**Given text:**
===

We were made to live in nature.
And for thousands and thousands and thousands of years, we did so sustainably — living wherever we wanted, eating whatever we wanted.
But not anymore.
Environmental collapse is real, and our billionaire overlords want us to “fix” it.
Looks like meat’s back on the menu, boys
“I think all rich countries should move to 100% synthetic beef.” — Bill Gates (who emits 107 times more carbon emissions than the average person)
We’ve discussed meat-shaming on Surviving Tomorrow before.
(In fact, it’s one of my most-commented articles of all time. Angry vegans write like carnivores.)
But some of us see right through it — telling the masses to stop eating meat is just another attempt to weaponize public shame for private gain.
Yes, monopolist factory farming should be illegal, and yes, we should absolutely draw down the human population over the next two generations, but where would the profit be in that?

===

**Material shown:**
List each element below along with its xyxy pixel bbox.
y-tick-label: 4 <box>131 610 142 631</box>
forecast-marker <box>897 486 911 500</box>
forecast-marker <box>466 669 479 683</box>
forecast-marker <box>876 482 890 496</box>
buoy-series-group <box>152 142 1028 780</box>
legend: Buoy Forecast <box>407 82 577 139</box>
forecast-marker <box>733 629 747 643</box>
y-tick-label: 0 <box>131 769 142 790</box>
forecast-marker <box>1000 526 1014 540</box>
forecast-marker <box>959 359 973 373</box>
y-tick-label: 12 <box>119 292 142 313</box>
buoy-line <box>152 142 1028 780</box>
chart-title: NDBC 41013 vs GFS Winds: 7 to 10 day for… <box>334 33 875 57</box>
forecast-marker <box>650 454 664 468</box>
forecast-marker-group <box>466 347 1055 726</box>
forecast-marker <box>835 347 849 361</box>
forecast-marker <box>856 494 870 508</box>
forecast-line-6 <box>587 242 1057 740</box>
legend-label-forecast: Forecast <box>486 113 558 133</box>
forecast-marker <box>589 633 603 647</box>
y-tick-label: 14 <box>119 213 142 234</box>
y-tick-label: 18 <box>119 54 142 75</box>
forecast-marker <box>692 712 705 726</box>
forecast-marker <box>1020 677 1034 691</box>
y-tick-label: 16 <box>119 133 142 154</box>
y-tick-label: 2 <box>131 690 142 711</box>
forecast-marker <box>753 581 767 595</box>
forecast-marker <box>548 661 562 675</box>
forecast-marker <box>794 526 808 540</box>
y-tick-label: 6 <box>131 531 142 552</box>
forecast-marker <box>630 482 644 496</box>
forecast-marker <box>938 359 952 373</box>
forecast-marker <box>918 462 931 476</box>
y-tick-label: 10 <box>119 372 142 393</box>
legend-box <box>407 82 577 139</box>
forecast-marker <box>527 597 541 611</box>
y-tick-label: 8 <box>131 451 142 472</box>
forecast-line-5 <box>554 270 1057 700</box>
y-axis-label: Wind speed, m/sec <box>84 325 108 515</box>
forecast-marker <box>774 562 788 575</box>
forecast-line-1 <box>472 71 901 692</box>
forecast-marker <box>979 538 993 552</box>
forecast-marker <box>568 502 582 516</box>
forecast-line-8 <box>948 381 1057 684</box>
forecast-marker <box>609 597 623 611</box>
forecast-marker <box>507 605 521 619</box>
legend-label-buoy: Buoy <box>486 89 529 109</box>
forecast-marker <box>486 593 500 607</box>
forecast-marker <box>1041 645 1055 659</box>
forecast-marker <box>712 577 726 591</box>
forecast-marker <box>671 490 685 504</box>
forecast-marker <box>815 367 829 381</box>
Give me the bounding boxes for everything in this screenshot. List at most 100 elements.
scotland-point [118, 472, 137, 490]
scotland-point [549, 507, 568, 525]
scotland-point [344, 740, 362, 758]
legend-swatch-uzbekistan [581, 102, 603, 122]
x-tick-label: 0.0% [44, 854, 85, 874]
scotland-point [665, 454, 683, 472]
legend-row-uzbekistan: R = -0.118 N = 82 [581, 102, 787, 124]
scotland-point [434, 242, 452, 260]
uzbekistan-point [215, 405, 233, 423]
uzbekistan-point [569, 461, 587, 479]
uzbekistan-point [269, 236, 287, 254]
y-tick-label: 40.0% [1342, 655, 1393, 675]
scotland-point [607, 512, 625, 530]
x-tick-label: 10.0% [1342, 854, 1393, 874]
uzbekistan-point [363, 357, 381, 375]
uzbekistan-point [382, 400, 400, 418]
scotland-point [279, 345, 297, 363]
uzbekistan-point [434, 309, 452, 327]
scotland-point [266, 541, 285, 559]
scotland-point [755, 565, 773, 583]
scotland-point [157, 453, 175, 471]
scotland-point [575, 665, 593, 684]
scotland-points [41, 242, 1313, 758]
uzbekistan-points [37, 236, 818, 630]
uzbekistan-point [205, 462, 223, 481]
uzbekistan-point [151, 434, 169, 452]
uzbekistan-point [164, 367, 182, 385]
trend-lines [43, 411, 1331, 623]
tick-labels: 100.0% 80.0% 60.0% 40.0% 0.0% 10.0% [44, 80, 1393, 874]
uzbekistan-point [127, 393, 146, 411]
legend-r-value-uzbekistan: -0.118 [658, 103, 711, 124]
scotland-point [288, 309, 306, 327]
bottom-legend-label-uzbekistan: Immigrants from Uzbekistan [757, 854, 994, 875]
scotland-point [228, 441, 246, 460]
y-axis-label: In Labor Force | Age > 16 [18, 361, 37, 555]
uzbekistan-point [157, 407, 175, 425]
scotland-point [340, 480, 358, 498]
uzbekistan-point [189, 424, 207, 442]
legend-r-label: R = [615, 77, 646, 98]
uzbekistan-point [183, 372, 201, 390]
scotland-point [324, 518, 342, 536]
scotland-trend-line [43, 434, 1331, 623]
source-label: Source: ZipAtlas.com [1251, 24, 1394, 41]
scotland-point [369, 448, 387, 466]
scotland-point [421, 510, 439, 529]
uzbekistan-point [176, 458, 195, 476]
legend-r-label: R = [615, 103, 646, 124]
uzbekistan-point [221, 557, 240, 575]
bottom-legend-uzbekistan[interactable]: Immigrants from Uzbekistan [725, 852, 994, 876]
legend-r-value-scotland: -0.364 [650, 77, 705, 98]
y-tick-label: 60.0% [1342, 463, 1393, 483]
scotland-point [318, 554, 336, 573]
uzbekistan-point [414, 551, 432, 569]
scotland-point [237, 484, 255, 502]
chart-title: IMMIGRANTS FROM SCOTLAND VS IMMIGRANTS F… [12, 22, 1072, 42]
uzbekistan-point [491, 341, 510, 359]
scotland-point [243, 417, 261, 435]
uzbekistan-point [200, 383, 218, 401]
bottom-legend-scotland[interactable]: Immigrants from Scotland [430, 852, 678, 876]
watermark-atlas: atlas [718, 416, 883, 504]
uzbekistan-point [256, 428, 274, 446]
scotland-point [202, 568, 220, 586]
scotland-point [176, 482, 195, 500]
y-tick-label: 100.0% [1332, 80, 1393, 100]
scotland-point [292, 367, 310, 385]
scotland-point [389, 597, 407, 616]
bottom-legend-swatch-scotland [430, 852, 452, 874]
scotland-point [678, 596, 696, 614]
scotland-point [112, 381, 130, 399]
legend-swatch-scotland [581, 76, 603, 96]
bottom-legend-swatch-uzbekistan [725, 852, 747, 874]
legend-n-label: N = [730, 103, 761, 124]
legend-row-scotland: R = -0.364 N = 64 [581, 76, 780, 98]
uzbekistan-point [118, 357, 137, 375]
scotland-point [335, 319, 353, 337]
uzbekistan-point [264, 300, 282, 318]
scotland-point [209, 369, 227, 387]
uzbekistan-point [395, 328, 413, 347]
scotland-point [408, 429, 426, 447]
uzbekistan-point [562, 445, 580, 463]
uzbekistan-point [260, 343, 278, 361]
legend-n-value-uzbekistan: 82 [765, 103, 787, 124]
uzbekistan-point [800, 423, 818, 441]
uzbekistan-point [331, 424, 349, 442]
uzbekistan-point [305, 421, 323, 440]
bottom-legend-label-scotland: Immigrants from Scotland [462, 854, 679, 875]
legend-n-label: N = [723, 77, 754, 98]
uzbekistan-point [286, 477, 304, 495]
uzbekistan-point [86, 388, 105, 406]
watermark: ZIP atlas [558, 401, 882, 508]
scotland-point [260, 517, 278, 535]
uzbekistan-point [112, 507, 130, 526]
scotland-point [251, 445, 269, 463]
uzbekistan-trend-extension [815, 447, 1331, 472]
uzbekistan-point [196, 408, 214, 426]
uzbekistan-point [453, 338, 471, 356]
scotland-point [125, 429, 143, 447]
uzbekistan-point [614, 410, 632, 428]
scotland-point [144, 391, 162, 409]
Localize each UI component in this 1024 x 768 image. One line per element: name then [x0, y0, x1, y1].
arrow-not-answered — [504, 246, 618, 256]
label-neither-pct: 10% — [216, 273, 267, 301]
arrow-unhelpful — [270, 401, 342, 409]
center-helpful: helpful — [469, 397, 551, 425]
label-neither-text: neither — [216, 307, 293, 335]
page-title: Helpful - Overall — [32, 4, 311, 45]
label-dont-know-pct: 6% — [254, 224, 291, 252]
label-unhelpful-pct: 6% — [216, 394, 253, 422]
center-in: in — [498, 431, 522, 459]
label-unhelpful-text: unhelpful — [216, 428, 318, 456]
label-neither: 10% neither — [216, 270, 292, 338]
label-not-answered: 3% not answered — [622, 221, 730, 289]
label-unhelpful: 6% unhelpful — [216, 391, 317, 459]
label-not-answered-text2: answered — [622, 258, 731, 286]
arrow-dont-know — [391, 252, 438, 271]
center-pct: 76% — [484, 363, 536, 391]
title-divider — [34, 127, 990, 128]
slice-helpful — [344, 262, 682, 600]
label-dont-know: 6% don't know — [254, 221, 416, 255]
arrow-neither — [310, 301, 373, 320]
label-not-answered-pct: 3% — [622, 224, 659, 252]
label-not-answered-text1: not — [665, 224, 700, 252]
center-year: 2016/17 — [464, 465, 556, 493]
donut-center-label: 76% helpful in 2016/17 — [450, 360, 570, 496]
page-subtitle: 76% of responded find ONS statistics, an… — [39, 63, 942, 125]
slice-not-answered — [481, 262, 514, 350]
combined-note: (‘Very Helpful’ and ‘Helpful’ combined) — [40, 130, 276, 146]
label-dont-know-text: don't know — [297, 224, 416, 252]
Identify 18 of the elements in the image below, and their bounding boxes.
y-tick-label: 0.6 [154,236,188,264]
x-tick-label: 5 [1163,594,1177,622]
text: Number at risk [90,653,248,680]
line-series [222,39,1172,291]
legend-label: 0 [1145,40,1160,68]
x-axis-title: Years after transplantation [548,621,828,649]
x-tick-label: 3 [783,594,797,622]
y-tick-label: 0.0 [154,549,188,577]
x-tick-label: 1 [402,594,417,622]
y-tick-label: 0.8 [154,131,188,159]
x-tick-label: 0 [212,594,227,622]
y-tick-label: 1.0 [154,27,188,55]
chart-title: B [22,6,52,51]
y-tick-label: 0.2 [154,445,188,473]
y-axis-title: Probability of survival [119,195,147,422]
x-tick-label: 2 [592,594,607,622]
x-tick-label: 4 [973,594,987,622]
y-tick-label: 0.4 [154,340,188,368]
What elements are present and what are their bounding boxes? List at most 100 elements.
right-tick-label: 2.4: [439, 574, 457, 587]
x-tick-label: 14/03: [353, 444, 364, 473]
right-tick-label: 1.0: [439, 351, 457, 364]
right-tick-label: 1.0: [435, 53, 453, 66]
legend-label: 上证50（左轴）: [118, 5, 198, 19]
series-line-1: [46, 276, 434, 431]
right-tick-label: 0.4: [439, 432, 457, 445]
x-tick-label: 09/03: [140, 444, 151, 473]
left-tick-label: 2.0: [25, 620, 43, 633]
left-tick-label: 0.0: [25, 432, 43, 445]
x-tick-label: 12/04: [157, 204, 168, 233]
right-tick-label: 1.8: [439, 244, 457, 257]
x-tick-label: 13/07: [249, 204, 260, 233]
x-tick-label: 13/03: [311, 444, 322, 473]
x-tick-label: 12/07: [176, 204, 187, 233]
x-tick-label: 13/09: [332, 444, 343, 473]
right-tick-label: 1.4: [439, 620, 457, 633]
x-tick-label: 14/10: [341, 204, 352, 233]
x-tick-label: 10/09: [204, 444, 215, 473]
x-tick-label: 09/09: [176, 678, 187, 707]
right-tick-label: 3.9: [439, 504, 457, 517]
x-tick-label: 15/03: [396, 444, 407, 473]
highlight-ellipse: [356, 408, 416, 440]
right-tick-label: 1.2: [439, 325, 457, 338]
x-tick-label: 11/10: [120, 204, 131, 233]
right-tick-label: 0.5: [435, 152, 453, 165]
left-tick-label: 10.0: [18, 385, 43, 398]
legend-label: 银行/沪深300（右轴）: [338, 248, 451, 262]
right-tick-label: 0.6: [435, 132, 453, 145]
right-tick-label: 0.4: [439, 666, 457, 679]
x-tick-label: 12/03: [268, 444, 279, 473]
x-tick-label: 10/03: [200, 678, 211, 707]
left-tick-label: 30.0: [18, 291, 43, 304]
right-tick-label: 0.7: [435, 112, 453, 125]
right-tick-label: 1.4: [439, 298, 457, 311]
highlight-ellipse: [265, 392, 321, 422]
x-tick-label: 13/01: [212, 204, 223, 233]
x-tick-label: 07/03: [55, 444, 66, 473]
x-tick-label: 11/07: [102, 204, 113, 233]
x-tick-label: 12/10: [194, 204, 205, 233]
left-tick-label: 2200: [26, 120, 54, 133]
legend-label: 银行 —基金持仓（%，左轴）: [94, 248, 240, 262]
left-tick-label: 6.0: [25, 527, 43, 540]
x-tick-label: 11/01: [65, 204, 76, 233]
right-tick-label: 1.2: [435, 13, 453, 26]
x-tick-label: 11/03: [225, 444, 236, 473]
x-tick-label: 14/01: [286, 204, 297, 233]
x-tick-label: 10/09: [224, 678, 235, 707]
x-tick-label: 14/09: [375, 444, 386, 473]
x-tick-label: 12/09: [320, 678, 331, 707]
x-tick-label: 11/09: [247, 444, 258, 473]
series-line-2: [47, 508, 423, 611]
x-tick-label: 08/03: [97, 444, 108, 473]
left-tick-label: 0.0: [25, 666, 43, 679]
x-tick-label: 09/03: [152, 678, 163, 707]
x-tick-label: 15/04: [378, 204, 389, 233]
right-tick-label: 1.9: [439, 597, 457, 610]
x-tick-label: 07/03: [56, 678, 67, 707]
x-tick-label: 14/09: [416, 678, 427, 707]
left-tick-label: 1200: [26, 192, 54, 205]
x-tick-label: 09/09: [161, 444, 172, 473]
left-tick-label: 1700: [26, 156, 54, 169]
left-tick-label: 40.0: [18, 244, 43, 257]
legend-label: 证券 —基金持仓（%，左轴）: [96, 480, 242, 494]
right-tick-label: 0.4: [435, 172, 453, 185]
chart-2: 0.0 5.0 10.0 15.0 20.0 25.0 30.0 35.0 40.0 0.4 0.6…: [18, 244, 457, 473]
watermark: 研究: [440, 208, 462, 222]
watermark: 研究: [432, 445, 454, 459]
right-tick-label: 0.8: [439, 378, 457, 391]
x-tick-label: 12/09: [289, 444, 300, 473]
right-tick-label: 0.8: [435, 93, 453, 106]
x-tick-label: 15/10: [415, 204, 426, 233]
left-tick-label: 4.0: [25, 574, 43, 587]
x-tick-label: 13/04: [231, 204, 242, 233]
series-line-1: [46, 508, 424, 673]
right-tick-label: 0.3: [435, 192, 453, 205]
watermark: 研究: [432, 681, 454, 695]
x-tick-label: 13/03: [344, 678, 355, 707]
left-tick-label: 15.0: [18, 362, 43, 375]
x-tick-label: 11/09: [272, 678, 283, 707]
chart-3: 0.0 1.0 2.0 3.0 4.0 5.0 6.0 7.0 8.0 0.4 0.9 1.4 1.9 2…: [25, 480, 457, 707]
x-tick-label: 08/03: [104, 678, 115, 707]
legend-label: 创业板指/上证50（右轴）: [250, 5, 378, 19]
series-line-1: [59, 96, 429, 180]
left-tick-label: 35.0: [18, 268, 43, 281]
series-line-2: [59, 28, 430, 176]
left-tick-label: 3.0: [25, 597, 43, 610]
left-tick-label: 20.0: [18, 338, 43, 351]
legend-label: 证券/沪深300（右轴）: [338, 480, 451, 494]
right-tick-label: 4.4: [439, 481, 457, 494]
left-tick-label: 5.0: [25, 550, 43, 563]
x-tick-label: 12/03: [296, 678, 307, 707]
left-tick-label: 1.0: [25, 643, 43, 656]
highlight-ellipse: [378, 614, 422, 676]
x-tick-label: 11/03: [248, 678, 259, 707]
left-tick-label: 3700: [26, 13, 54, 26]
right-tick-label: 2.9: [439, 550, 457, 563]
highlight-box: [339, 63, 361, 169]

===

**Required actions:**
a – In the text on meat-shaming, condense the paragraph beginning "Yes, monopolist factory farming" into a shorter version that keeps its main points.
b – Write out the stretch of the meat-shaming text from "Looks like meat’s" through "the average person)".
The entries have no connection to the text on meat-shaming.

**Replies:**
a – Monopolist factory farming should be illegal, and the human population should be drawn down over the next two generations, but neither step would bring any profit.

b –
Looks like meat’s back on the menu, boys
“I think all rich countries should move to 100% synthetic beef.” — Bill Gates (who emits 107 times more carbon emissions than the average person)